▶ _What needs to be done_:
What follows are records. Restate all of them word for word.

---------- Records provided ----------

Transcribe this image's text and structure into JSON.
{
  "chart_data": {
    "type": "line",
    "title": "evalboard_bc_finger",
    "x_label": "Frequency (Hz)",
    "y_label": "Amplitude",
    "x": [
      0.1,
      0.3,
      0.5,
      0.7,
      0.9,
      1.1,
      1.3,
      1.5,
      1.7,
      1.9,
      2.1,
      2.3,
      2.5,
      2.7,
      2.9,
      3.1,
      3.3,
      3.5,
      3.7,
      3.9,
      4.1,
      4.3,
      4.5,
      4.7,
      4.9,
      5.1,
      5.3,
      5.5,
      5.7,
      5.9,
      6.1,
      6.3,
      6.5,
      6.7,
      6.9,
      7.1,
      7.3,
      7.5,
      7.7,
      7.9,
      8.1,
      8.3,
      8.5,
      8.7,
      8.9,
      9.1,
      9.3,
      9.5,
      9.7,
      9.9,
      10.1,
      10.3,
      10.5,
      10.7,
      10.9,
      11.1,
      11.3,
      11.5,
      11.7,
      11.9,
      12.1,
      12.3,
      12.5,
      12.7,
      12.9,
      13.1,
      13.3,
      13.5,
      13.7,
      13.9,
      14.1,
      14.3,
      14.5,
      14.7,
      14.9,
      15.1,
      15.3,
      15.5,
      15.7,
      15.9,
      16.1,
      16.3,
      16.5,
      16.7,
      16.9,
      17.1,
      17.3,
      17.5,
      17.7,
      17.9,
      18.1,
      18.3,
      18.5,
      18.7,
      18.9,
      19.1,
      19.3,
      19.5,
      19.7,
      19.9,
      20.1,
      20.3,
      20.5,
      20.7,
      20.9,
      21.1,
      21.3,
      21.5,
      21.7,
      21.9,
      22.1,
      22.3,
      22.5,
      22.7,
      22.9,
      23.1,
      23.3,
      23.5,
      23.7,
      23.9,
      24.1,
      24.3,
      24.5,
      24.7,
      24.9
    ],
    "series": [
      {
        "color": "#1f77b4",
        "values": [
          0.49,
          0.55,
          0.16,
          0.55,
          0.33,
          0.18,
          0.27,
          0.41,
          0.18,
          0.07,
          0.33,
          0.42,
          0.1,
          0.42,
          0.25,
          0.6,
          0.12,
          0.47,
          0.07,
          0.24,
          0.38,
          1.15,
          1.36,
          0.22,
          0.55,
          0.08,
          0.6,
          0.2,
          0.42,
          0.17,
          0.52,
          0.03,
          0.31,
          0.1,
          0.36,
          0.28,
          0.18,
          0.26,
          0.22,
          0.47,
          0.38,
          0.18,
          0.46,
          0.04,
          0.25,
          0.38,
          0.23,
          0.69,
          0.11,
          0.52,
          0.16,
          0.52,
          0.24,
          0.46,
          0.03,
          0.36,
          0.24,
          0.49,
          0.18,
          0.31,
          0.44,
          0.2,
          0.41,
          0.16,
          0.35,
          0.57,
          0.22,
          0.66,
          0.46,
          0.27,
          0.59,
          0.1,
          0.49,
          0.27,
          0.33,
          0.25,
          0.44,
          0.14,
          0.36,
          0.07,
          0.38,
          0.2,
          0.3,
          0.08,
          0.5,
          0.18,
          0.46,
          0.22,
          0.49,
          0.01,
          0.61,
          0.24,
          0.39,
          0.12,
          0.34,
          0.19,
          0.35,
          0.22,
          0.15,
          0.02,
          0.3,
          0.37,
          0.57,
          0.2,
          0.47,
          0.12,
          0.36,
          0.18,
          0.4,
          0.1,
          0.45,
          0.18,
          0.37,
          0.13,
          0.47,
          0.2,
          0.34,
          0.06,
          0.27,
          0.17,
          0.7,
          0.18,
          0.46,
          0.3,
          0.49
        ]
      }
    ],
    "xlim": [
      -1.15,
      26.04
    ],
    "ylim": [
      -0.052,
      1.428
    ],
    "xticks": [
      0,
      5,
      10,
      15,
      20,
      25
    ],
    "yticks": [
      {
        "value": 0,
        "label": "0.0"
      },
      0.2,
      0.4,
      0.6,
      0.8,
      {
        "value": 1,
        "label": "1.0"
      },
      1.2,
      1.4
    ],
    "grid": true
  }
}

----------

▶ _Task solution_:
Transcribe this image's text and structure into JSON.
{
  "chart_data": {
    "type": "line",
    "title": "evalboard_bc_finger",
    "x_label": "Frequency (Hz)",
    "y_label": "Amplitude",
    "x": [
      0.1,
      0.3,
      0.5,
      0.7,
      0.9,
      1.1,
      1.3,
      1.5,
      1.7,
      1.9,
      2.1,
      2.3,
      2.5,
      2.7,
      2.9,
      3.1,
      3.3,
      3.5,
      3.7,
      3.9,
      4.1,
      4.3,
      4.5,
      4.7,
      4.9,
      5.1,
      5.3,
      5.5,
      5.7,
      5.9,
      6.1,
      6.3,
      6.5,
      6.7,
      6.9,
      7.1,
      7.3,
      7.5,
      7.7,
      7.9,
      8.1,
      8.3,
      8.5,
      8.7,
      8.9,
      9.1,
      9.3,
      9.5,
      9.7,
      9.9,
      10.1,
      10.3,
      10.5,
      10.7,
      10.9,
      11.1,
      11.3,
      11.5,
      11.7,
      11.9,
      12.1,
      12.3,
      12.5,
      12.7,
      12.9,
      13.1,
      13.3,
      13.5,
      13.7,
      13.9,
      14.1,
      14.3,
      14.5,
      14.7,
      14.9,
      15.1,
      15.3,
      15.5,
      15.7,
      15.9,
      16.1,
      16.3,
      16.5,
      16.7,
      16.9,
      17.1,
      17.3,
      17.5,
      17.7,
      17.9,
      18.1,
      18.3,
      18.5,
      18.7,
      18.9,
      19.1,
      19.3,
      19.5,
      19.7,
      19.9,
      20.1,
      20.3,
      20.5,
      20.7,
      20.9,
      21.1,
      21.3,
      21.5,
      21.7,
      21.9,
      22.1,
      22.3,
      22.5,
      22.7,
      22.9,
      23.1,
      23.3,
      23.5,
      23.7,
      23.9,
      24.1,
      24.3,
      24.5,
      24.7,
      24.9
    ],
    "series": [
      {
        "color": "#1f77b4",
        "values": [
          0.49,
          0.55,
          0.16,
          0.55,
          0.33,
          0.18,
          0.27,
          0.41,
          0.18,
          0.07,
          0.33,
          0.42,
          0.1,
          0.42,
          0.25,
          0.6,
          0.12,
          0.47,
          0.07,
          0.24,
          0.38,
          1.15,
          1.36,
          0.22,
          0.55,
          0.08,
          0.6,
          0.2,
          0.42,
          0.17,
          0.52,
          0.03,
          0.31,
          0.1,
          0.36,
          0.28,
          0.18,
          0.26,
          0.22,
          0.47,
          0.38,
          0.18,
          0.46,
          0.04,
          0.25,
          0.38,
          0.23,
          0.69,
          0.11,
          0.52,
          0.16,
          0.52,
          0.24,
          0.46,
          0.03,
          0.36,
          0.24,
          0.49,
          0.18,
          0.31,
          0.44,
          0.2,
          0.41,
          0.16,
          0.35,
          0.57,
          0.22,
          0.66,
          0.46,
          0.27,
          0.59,
          0.1,
          0.49,
          0.27,
          0.33,
          0.25,
          0.44,
          0.14,
          0.36,
          0.07,
          0.38,
          0.2,
          0.3,
          0.08,
          0.5,
          0.18,
          0.46,
          0.22,
          0.49,
          0.01,
          0.61,
          0.24,
          0.39,
          0.12,
          0.34,
          0.19,
          0.35,
          0.22,
          0.15,
          0.02,
          0.3,
          0.37,
          0.57,
          0.2,
          0.47,
          0.12,
          0.36,
          0.18,
          0.4,
          0.1,
          0.45,
          0.18,
          0.37,
          0.13,
          0.47,
          0.2,
          0.34,
          0.06,
          0.27,
          0.17,
          0.7,
          0.18,
          0.46,
          0.3,
          0.49
        ]
      }
    ],
    "xlim": [
      -1.15,
      26.04
    ],
    "ylim": [
      -0.052,
      1.428
    ],
    "xticks": [
      0,
      5,
      10,
      15,
      20,
      25
    ],
    "yticks": [
      {
        "value": 0,
        "label": "0.0"
      },
      0.2,
      0.4,
      0.6,
      0.8,
      {
        "value": 1,
        "label": "1.0"
      },
      1.2,
      1.4
    ],
    "grid": true
  }
}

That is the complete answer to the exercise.